(Data records)
══════

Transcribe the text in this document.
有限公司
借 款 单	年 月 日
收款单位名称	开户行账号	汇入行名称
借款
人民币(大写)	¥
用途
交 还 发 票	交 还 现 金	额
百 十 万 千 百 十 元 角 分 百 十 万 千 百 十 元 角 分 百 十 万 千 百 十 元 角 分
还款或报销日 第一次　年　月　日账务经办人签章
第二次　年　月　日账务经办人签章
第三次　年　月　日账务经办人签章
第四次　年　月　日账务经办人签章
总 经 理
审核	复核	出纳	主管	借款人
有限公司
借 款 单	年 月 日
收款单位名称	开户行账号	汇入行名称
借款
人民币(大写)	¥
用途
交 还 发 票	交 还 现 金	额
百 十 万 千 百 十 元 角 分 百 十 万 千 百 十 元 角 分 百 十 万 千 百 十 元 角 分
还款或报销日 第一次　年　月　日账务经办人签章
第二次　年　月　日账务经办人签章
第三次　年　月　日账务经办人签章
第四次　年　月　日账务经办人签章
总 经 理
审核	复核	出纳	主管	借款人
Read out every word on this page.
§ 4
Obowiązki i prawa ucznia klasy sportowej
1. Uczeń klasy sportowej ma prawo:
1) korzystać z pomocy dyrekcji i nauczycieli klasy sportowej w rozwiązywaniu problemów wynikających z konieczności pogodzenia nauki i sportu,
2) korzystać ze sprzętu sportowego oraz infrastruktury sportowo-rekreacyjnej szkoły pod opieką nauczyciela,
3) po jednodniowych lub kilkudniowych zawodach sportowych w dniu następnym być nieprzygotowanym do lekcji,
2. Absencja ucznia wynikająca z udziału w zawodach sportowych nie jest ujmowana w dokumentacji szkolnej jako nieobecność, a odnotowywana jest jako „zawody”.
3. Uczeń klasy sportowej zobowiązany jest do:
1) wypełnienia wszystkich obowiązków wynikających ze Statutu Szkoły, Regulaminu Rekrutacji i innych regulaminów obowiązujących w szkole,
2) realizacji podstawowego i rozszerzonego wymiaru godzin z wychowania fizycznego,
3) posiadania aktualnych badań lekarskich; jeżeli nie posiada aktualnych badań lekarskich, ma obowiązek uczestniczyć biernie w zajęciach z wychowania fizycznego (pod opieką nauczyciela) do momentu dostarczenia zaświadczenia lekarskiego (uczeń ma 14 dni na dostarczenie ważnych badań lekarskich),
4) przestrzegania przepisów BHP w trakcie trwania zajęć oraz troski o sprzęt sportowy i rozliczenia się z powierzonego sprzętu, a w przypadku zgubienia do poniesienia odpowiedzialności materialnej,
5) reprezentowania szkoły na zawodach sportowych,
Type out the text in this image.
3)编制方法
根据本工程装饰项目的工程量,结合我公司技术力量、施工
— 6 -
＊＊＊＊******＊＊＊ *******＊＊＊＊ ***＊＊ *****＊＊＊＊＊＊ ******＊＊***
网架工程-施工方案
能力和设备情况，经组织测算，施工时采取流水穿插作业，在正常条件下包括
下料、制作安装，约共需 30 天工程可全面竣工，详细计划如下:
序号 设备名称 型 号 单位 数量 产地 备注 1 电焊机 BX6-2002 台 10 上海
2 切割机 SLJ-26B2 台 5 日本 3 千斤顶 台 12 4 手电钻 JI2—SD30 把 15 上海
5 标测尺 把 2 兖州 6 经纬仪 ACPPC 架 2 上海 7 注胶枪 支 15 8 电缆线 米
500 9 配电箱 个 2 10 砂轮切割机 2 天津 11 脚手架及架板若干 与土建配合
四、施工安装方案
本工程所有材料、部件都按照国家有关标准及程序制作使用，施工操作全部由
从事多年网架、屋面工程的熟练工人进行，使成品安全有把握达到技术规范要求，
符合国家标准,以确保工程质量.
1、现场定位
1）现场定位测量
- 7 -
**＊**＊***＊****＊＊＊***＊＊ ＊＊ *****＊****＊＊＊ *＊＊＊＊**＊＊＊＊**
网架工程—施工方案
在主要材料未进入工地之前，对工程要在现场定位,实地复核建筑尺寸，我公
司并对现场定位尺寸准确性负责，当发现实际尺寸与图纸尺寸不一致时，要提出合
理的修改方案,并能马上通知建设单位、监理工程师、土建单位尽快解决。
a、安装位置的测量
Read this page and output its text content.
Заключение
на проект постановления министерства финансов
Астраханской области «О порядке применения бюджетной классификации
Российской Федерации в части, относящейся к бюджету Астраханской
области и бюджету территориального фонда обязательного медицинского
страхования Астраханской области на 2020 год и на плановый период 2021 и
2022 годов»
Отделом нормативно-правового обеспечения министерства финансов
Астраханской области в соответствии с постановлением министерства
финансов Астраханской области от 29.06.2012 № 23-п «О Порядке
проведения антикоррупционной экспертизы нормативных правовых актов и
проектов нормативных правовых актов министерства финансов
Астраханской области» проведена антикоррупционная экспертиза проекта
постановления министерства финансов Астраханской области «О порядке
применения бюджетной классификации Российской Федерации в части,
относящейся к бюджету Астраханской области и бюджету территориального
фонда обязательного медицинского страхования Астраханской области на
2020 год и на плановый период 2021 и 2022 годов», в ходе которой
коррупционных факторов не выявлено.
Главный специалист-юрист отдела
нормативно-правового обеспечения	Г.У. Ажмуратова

══════

(The task)
Print all of the data exactly as it was given.

(Solution to the exercise)
Transcribe the text in this document.
有限公司
借 款 单	年 月 日
收款单位名称	开户行账号	汇入行名称
借款
人民币(大写)	¥
用途
交 还 发 票	交 还 现 金	额
百 十 万 千 百 十 元 角 分 百 十 万 千 百 十 元 角 分 百 十 万 千 百 十 元 角 分
还款或报销日 第一次　年　月　日账务经办人签章
第二次　年　月　日账务经办人签章
第三次　年　月　日账务经办人签章
第四次　年　月　日账务经办人签章
总 经 理
审核	复核	出纳	主管	借款人
有限公司
借 款 单	年 月 日
收款单位名称	开户行账号	汇入行名称
借款
人民币(大写)	¥
用途
交 还 发 票	交 还 现 金	额
百 十 万 千 百 十 元 角 分 百 十 万 千 百 十 元 角 分 百 十 万 千 百 十 元 角 分
还款或报销日 第一次　年　月　日账务经办人签章
第二次　年　月　日账务经办人签章
第三次　年　月　日账务经办人签章
第四次　年　月　日账务经办人签章
总 经 理
审核	复核	出纳	主管	借款人
Read out every word on this page.
§ 4
Obowiązki i prawa ucznia klasy sportowej
1. Uczeń klasy sportowej ma prawo:
1) korzystać z pomocy dyrekcji i nauczycieli klasy sportowej w rozwiązywaniu problemów wynikających z konieczności pogodzenia nauki i sportu,
2) korzystać ze sprzętu sportowego oraz infrastruktury sportowo-rekreacyjnej szkoły pod opieką nauczyciela,
3) po jednodniowych lub kilkudniowych zawodach sportowych w dniu następnym być nieprzygotowanym do lekcji,
2. Absencja ucznia wynikająca z udziału w zawodach sportowych nie jest ujmowana w dokumentacji szkolnej jako nieobecność, a odnotowywana jest jako „zawody”.
3. Uczeń klasy sportowej zobowiązany jest do:
1) wypełnienia wszystkich obowiązków wynikających ze Statutu Szkoły, Regulaminu Rekrutacji i innych regulaminów obowiązujących w szkole,
2) realizacji podstawowego i rozszerzonego wymiaru godzin z wychowania fizycznego,
3) posiadania aktualnych badań lekarskich; jeżeli nie posiada aktualnych badań lekarskich, ma obowiązek uczestniczyć biernie w zajęciach z wychowania fizycznego (pod opieką nauczyciela) do momentu dostarczenia zaświadczenia lekarskiego (uczeń ma 14 dni na dostarczenie ważnych badań lekarskich),
4) przestrzegania przepisów BHP w trakcie trwania zajęć oraz troski o sprzęt sportowy i rozliczenia się z powierzonego sprzętu, a w przypadku zgubienia do poniesienia odpowiedzialności materialnej,
5) reprezentowania szkoły na zawodach sportowych,
Type out the text in this image.
3)编制方法
根据本工程装饰项目的工程量,结合我公司技术力量、施工
— 6 -
＊＊＊＊******＊＊＊ *******＊＊＊＊ ***＊＊ *****＊＊＊＊＊＊ ******＊＊***
网架工程-施工方案
能力和设备情况，经组织测算，施工时采取流水穿插作业，在正常条件下包括
下料、制作安装，约共需 30 天工程可全面竣工，详细计划如下:
序号 设备名称 型 号 单位 数量 产地 备注 1 电焊机 BX6-2002 台 10 上海
2 切割机 SLJ-26B2 台 5 日本 3 千斤顶 台 12 4 手电钻 JI2—SD30 把 15 上海
5 标测尺 把 2 兖州 6 经纬仪 ACPPC 架 2 上海 7 注胶枪 支 15 8 电缆线 米
500 9 配电箱 个 2 10 砂轮切割机 2 天津 11 脚手架及架板若干 与土建配合
四、施工安装方案
本工程所有材料、部件都按照国家有关标准及程序制作使用，施工操作全部由
从事多年网架、屋面工程的熟练工人进行，使成品安全有把握达到技术规范要求，
符合国家标准,以确保工程质量.
1、现场定位
1）现场定位测量
- 7 -
**＊**＊***＊****＊＊＊***＊＊ ＊＊ *****＊****＊＊＊ *＊＊＊＊**＊＊＊＊**
网架工程—施工方案
在主要材料未进入工地之前，对工程要在现场定位,实地复核建筑尺寸，我公
司并对现场定位尺寸准确性负责，当发现实际尺寸与图纸尺寸不一致时，要提出合
理的修改方案,并能马上通知建设单位、监理工程师、土建单位尽快解决。
a、安装位置的测量
Read this page and output its text content.
Заключение
на проект постановления министерства финансов
Астраханской области «О порядке применения бюджетной классификации
Российской Федерации в части, относящейся к бюджету Астраханской
области и бюджету территориального фонда обязательного медицинского
страхования Астраханской области на 2020 год и на плановый период 2021 и
2022 годов»
Отделом нормативно-правового обеспечения министерства финансов
Астраханской области в соответствии с постановлением министерства
финансов Астраханской области от 29.06.2012 № 23-п «О Порядке
проведения антикоррупционной экспертизы нормативных правовых актов и
проектов нормативных правовых актов министерства финансов
Астраханской области» проведена антикоррупционная экспертиза проекта
постановления министерства финансов Астраханской области «О порядке
применения бюджетной классификации Российской Федерации в части,
относящейся к бюджету Астраханской области и бюджету территориального
фонда обязательного медицинского страхования Астраханской области на
2020 год и на плановый период 2021 и 2022 годов», в ходе которой
коррупционных факторов не выявлено.
Главный специалист-юрист отдела
нормативно-правового обеспечения	Г.У. Ажмуратова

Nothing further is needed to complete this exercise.